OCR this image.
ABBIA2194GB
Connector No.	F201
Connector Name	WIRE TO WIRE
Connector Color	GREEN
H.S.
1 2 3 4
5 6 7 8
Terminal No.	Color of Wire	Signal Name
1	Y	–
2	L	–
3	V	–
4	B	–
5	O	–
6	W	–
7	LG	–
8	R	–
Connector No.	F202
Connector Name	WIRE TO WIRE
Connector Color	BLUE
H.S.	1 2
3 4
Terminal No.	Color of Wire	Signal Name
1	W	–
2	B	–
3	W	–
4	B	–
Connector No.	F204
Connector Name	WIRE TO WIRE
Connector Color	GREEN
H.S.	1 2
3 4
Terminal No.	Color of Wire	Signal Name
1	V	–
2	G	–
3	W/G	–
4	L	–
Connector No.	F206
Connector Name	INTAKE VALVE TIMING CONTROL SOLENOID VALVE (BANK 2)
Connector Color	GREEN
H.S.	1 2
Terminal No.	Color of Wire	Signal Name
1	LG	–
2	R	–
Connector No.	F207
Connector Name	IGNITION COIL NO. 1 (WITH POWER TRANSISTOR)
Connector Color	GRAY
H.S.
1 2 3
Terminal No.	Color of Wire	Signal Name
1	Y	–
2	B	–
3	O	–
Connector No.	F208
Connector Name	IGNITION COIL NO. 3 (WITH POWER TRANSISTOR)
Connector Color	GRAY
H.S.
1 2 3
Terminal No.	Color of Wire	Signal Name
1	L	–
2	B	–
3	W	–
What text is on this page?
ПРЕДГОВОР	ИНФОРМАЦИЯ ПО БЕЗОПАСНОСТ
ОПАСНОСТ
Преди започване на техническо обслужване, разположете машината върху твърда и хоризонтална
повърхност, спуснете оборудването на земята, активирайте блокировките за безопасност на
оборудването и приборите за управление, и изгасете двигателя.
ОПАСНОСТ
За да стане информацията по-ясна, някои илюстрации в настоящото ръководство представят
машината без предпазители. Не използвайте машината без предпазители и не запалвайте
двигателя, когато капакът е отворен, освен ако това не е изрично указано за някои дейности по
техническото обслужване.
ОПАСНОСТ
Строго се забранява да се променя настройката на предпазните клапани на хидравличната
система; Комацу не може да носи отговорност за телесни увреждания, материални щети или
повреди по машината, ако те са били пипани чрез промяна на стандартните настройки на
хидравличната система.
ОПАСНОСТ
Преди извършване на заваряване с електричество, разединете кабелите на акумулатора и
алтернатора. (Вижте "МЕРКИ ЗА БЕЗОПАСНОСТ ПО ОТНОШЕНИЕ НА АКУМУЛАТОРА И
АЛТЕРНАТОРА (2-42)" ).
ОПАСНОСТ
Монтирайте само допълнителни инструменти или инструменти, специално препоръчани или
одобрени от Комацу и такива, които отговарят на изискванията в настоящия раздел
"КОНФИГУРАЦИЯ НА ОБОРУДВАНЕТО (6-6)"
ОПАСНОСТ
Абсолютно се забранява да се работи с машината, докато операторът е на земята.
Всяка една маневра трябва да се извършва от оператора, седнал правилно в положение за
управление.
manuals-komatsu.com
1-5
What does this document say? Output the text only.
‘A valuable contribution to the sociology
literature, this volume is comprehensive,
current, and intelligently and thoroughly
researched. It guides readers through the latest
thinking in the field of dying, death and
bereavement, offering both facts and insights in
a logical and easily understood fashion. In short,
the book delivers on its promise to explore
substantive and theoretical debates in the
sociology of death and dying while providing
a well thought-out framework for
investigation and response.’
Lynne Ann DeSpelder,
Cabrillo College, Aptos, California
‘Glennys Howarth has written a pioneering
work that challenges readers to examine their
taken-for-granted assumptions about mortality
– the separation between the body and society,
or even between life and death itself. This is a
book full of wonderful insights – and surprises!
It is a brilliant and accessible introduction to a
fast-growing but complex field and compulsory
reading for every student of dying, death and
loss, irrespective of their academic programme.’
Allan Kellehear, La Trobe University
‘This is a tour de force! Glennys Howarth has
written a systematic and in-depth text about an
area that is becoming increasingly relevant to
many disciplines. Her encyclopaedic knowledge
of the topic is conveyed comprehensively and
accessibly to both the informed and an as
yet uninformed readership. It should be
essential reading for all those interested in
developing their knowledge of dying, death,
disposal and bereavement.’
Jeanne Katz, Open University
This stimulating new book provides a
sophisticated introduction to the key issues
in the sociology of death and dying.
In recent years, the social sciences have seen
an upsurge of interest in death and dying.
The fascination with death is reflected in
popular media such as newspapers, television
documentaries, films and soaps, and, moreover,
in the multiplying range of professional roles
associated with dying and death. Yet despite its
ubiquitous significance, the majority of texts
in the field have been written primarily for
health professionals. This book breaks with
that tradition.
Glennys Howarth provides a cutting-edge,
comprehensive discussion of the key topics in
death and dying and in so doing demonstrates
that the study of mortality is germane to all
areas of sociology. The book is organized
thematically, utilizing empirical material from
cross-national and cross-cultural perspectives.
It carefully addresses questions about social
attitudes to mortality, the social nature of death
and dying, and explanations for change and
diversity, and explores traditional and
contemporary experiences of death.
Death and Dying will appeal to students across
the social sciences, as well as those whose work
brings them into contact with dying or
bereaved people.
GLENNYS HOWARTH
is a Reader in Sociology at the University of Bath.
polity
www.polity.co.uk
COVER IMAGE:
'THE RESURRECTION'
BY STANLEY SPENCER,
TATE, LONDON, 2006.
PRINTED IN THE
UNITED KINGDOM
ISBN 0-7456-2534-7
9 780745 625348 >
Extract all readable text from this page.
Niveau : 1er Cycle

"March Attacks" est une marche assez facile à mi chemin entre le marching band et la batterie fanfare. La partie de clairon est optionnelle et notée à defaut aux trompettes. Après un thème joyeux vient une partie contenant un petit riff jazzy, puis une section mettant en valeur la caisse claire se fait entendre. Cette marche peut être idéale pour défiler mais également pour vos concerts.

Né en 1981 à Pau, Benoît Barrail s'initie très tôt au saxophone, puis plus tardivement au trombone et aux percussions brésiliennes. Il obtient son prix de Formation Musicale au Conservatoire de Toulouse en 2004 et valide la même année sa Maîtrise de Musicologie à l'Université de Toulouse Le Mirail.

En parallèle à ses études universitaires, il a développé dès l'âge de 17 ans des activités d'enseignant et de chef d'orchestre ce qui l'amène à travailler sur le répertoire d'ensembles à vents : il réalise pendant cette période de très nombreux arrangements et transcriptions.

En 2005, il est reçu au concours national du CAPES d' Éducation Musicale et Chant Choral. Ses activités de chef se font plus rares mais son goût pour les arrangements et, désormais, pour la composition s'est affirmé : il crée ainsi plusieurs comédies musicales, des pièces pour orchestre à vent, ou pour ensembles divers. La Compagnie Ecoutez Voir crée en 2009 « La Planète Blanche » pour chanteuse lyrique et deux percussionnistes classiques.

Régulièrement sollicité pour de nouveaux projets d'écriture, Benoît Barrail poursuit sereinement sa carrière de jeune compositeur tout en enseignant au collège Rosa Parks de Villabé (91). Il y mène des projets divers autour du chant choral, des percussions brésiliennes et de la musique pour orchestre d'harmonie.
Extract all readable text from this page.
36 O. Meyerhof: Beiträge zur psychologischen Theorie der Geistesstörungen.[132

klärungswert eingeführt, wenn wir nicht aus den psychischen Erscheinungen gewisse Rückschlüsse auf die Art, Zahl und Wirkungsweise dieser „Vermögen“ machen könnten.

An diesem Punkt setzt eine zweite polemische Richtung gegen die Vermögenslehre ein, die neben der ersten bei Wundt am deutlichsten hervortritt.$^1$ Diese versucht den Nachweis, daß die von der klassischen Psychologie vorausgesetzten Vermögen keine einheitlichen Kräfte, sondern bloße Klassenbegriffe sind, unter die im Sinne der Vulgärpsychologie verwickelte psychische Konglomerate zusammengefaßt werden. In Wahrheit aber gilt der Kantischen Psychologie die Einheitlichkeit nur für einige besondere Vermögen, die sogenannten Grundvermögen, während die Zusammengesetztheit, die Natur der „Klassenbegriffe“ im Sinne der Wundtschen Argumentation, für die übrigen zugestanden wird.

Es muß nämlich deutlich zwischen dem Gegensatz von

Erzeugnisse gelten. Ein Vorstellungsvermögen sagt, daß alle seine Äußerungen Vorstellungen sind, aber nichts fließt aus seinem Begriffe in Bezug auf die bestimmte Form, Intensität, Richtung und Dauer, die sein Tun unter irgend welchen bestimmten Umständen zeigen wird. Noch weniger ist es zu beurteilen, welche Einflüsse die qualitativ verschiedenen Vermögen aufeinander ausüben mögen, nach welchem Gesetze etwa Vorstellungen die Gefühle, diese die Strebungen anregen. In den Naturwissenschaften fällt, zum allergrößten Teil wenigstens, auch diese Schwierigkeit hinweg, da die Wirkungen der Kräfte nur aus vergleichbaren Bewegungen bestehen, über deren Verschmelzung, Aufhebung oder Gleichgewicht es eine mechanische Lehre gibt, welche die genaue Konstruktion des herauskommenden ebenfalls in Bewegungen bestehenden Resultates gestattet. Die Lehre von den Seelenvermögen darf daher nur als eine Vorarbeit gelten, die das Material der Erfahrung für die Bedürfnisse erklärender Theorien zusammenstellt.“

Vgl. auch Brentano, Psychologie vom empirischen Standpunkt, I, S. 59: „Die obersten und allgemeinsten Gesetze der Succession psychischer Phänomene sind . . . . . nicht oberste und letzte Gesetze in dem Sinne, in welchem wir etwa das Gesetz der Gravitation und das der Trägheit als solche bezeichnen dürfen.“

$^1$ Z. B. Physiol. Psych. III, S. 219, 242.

..............................

▸ Stated exercise:
Filter the records, keeping only lines that contain "земята", and show those lines.

▸ Final result:
повърхност, спуснете оборудването на земята, активирайте блокировките за безопасност на
Абсолютно се забранява да се работи с машината, докато операторът е на земята.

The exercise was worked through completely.